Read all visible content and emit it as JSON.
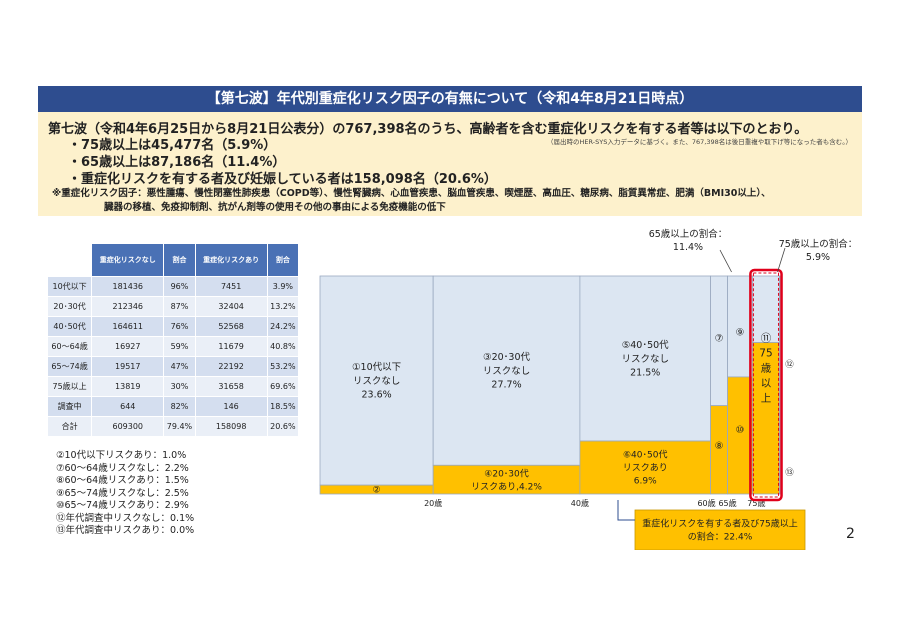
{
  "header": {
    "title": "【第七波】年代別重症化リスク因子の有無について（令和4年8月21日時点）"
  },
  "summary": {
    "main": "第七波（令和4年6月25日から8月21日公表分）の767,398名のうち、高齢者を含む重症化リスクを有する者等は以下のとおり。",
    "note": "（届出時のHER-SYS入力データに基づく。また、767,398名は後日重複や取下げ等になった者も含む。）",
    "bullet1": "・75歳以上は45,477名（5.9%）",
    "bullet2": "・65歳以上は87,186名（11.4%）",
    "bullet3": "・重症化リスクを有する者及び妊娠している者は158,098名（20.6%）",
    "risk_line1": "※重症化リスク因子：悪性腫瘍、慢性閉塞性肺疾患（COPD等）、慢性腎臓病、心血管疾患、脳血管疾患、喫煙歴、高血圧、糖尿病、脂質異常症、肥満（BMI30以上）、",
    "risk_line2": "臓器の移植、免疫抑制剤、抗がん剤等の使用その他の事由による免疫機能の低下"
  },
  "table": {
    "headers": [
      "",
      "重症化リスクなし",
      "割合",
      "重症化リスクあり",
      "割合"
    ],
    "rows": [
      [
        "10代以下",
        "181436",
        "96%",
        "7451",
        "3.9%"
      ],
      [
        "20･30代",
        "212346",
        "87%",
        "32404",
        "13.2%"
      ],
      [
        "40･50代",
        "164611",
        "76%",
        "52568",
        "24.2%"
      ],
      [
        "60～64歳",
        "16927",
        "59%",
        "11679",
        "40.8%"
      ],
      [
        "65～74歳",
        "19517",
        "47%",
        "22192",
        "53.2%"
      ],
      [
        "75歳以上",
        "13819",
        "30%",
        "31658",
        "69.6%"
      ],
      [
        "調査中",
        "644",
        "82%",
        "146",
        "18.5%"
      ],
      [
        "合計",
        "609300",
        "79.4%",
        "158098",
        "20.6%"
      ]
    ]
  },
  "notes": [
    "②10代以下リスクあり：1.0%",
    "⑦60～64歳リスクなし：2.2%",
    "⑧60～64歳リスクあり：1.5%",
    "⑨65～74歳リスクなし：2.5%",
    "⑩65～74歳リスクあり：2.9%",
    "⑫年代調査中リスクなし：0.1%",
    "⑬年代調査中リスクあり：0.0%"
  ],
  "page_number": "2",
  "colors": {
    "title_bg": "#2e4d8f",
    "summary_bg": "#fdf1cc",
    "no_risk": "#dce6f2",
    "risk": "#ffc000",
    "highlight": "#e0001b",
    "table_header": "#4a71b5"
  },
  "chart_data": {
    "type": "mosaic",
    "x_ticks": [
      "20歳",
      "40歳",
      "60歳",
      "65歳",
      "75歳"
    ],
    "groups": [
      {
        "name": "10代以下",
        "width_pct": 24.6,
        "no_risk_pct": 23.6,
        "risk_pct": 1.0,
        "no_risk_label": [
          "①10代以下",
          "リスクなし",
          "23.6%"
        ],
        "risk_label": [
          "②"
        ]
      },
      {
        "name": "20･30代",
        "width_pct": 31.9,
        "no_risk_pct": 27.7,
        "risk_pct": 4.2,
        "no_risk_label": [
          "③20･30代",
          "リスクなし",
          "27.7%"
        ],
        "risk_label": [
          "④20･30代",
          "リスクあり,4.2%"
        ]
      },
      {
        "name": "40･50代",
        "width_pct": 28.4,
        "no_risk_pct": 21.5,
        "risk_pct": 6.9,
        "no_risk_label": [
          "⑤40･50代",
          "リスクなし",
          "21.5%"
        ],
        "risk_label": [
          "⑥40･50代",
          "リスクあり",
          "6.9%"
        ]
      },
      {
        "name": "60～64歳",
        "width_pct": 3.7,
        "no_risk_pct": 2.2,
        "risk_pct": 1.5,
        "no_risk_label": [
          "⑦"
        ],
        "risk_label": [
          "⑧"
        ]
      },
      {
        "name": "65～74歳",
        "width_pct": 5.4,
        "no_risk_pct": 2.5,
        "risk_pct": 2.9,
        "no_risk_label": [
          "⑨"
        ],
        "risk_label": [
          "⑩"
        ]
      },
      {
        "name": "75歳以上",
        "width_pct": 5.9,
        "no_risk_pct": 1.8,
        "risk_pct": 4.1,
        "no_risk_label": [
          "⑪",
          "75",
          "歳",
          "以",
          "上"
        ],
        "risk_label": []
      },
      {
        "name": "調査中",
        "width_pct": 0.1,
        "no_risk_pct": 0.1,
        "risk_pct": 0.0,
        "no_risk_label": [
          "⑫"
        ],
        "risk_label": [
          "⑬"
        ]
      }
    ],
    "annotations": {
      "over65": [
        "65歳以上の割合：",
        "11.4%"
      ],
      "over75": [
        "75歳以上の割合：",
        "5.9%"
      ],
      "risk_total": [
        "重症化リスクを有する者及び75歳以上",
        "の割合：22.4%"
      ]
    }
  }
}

Given exercise
Every entry should be returned exactly as written, minus the pictures.

Solution for this task
Read all visible content and emit it as JSON.
{
  "header": {
    "title": "【第七波】年代別重症化リスク因子の有無について（令和4年8月21日時点）"
  },
  "summary": {
    "main": "第七波（令和4年6月25日から8月21日公表分）の767,398名のうち、高齢者を含む重症化リスクを有する者等は以下のとおり。",
    "note": "（届出時のHER-SYS入力データに基づく。また、767,398名は後日重複や取下げ等になった者も含む。）",
    "bullet1": "・75歳以上は45,477名（5.9%）",
    "bullet2": "・65歳以上は87,186名（11.4%）",
    "bullet3": "・重症化リスクを有する者及び妊娠している者は158,098名（20.6%）",
    "risk_line1": "※重症化リスク因子：悪性腫瘍、慢性閉塞性肺疾患（COPD等）、慢性腎臓病、心血管疾患、脳血管疾患、喫煙歴、高血圧、糖尿病、脂質異常症、肥満（BMI30以上）、",
    "risk_line2": "臓器の移植、免疫抑制剤、抗がん剤等の使用その他の事由による免疫機能の低下"
  },
  "table": {
    "headers": [
      "",
      "重症化リスクなし",
      "割合",
      "重症化リスクあり",
      "割合"
    ],
    "rows": [
      [
        "10代以下",
        "181436",
        "96%",
        "7451",
        "3.9%"
      ],
      [
        "20･30代",
        "212346",
        "87%",
        "32404",
        "13.2%"
      ],
      [
        "40･50代",
        "164611",
        "76%",
        "52568",
        "24.2%"
      ],
      [
        "60～64歳",
        "16927",
        "59%",
        "11679",
        "40.8%"
      ],
      [
        "65～74歳",
        "19517",
        "47%",
        "22192",
        "53.2%"
      ],
      [
        "75歳以上",
        "13819",
        "30%",
        "31658",
        "69.6%"
      ],
      [
        "調査中",
        "644",
        "82%",
        "146",
        "18.5%"
      ],
      [
        "合計",
        "609300",
        "79.4%",
        "158098",
        "20.6%"
      ]
    ]
  },
  "notes": [
    "②10代以下リスクあり：1.0%",
    "⑦60～64歳リスクなし：2.2%",
    "⑧60～64歳リスクあり：1.5%",
    "⑨65～74歳リスクなし：2.5%",
    "⑩65～74歳リスクあり：2.9%",
    "⑫年代調査中リスクなし：0.1%",
    "⑬年代調査中リスクあり：0.0%"
  ],
  "page_number": "2",
  "colors": {
    "title_bg": "#2e4d8f",
    "summary_bg": "#fdf1cc",
    "no_risk": "#dce6f2",
    "risk": "#ffc000",
    "highlight": "#e0001b",
    "table_header": "#4a71b5"
  },
  "chart_data": {
    "type": "mosaic",
    "x_ticks": [
      "20歳",
      "40歳",
      "60歳",
      "65歳",
      "75歳"
    ],
    "groups": [
      {
        "name": "10代以下",
        "width_pct": 24.6,
        "no_risk_pct": 23.6,
        "risk_pct": 1.0,
        "no_risk_label": [
          "①10代以下",
          "リスクなし",
          "23.6%"
        ],
        "risk_label": [
          "②"
        ]
      },
      {
        "name": "20･30代",
        "width_pct": 31.9,
        "no_risk_pct": 27.7,
        "risk_pct": 4.2,
        "no_risk_label": [
          "③20･30代",
          "リスクなし",
          "27.7%"
        ],
        "risk_label": [
          "④20･30代",
          "リスクあり,4.2%"
        ]
      },
      {
        "name": "40･50代",
        "width_pct": 28.4,
        "no_risk_pct": 21.5,
        "risk_pct": 6.9,
        "no_risk_label": [
          "⑤40･50代",
          "リスクなし",
          "21.5%"
        ],
        "risk_label": [
          "⑥40･50代",
          "リスクあり",
          "6.9%"
        ]
      },
      {
        "name": "60～64歳",
        "width_pct": 3.7,
        "no_risk_pct": 2.2,
        "risk_pct": 1.5,
        "no_risk_label": [
          "⑦"
        ],
        "risk_label": [
          "⑧"
        ]
      },
      {
        "name": "65～74歳",
        "width_pct": 5.4,
        "no_risk_pct": 2.5,
        "risk_pct": 2.9,
        "no_risk_label": [
          "⑨"
        ],
        "risk_label": [
          "⑩"
        ]
      },
      {
        "name": "75歳以上",
        "width_pct": 5.9,
        "no_risk_pct": 1.8,
        "risk_pct": 4.1,
        "no_risk_label": [
          "⑪",
          "75",
          "歳",
          "以",
          "上"
        ],
        "risk_label": []
      },
      {
        "name": "調査中",
        "width_pct": 0.1,
        "no_risk_pct": 0.1,
        "risk_pct": 0.0,
        "no_risk_label": [
          "⑫"
        ],
        "risk_label": [
          "⑬"
        ]
      }
    ],
    "annotations": {
      "over65": [
        "65歳以上の割合：",
        "11.4%"
      ],
      "over75": [
        "75歳以上の割合：",
        "5.9%"
      ],
      "risk_total": [
        "重症化リスクを有する者及び75歳以上",
        "の割合：22.4%"
      ]
    }
  }
}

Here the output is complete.